Stored entries:
---------------

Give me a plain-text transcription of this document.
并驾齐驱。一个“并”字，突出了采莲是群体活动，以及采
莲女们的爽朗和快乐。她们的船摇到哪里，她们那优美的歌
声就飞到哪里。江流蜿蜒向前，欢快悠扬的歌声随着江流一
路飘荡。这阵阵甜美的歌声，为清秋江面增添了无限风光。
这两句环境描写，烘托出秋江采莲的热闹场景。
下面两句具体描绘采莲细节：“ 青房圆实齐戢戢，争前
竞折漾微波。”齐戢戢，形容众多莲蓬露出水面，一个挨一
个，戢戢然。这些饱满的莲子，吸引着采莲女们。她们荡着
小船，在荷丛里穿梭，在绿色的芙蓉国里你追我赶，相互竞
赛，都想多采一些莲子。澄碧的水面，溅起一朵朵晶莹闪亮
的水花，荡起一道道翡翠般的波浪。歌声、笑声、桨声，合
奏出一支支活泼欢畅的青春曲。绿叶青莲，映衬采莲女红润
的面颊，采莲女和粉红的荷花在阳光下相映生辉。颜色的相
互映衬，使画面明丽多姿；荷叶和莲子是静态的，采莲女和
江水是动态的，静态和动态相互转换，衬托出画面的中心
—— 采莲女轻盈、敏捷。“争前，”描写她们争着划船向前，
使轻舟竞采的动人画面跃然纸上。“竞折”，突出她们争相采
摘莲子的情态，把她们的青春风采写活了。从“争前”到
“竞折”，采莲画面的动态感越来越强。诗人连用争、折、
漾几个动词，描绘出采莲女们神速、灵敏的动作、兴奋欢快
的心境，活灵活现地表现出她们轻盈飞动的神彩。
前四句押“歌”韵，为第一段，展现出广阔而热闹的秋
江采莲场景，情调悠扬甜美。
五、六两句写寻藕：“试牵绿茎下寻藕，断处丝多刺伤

---------------

Write the data back out verbatim.

## Response for this exercise:
Give me a plain-text transcription of this document.
并驾齐驱。一个“并”字，突出了采莲是群体活动，以及采
莲女们的爽朗和快乐。她们的船摇到哪里，她们那优美的歌
声就飞到哪里。江流蜿蜒向前，欢快悠扬的歌声随着江流一
路飘荡。这阵阵甜美的歌声，为清秋江面增添了无限风光。
这两句环境描写，烘托出秋江采莲的热闹场景。
下面两句具体描绘采莲细节：“ 青房圆实齐戢戢，争前
竞折漾微波。”齐戢戢，形容众多莲蓬露出水面，一个挨一
个，戢戢然。这些饱满的莲子，吸引着采莲女们。她们荡着
小船，在荷丛里穿梭，在绿色的芙蓉国里你追我赶，相互竞
赛，都想多采一些莲子。澄碧的水面，溅起一朵朵晶莹闪亮
的水花，荡起一道道翡翠般的波浪。歌声、笑声、桨声，合
奏出一支支活泼欢畅的青春曲。绿叶青莲，映衬采莲女红润
的面颊，采莲女和粉红的荷花在阳光下相映生辉。颜色的相
互映衬，使画面明丽多姿；荷叶和莲子是静态的，采莲女和
江水是动态的，静态和动态相互转换，衬托出画面的中心
—— 采莲女轻盈、敏捷。“争前，”描写她们争着划船向前，
使轻舟竞采的动人画面跃然纸上。“竞折”，突出她们争相采
摘莲子的情态，把她们的青春风采写活了。从“争前”到
“竞折”，采莲画面的动态感越来越强。诗人连用争、折、
漾几个动词，描绘出采莲女们神速、灵敏的动作、兴奋欢快
的心境，活灵活现地表现出她们轻盈飞动的神彩。
前四句押“歌”韵，为第一段，展现出广阔而热闹的秋
江采莲场景，情调悠扬甜美。
五、六两句写寻藕：“试牵绿茎下寻藕，断处丝多刺伤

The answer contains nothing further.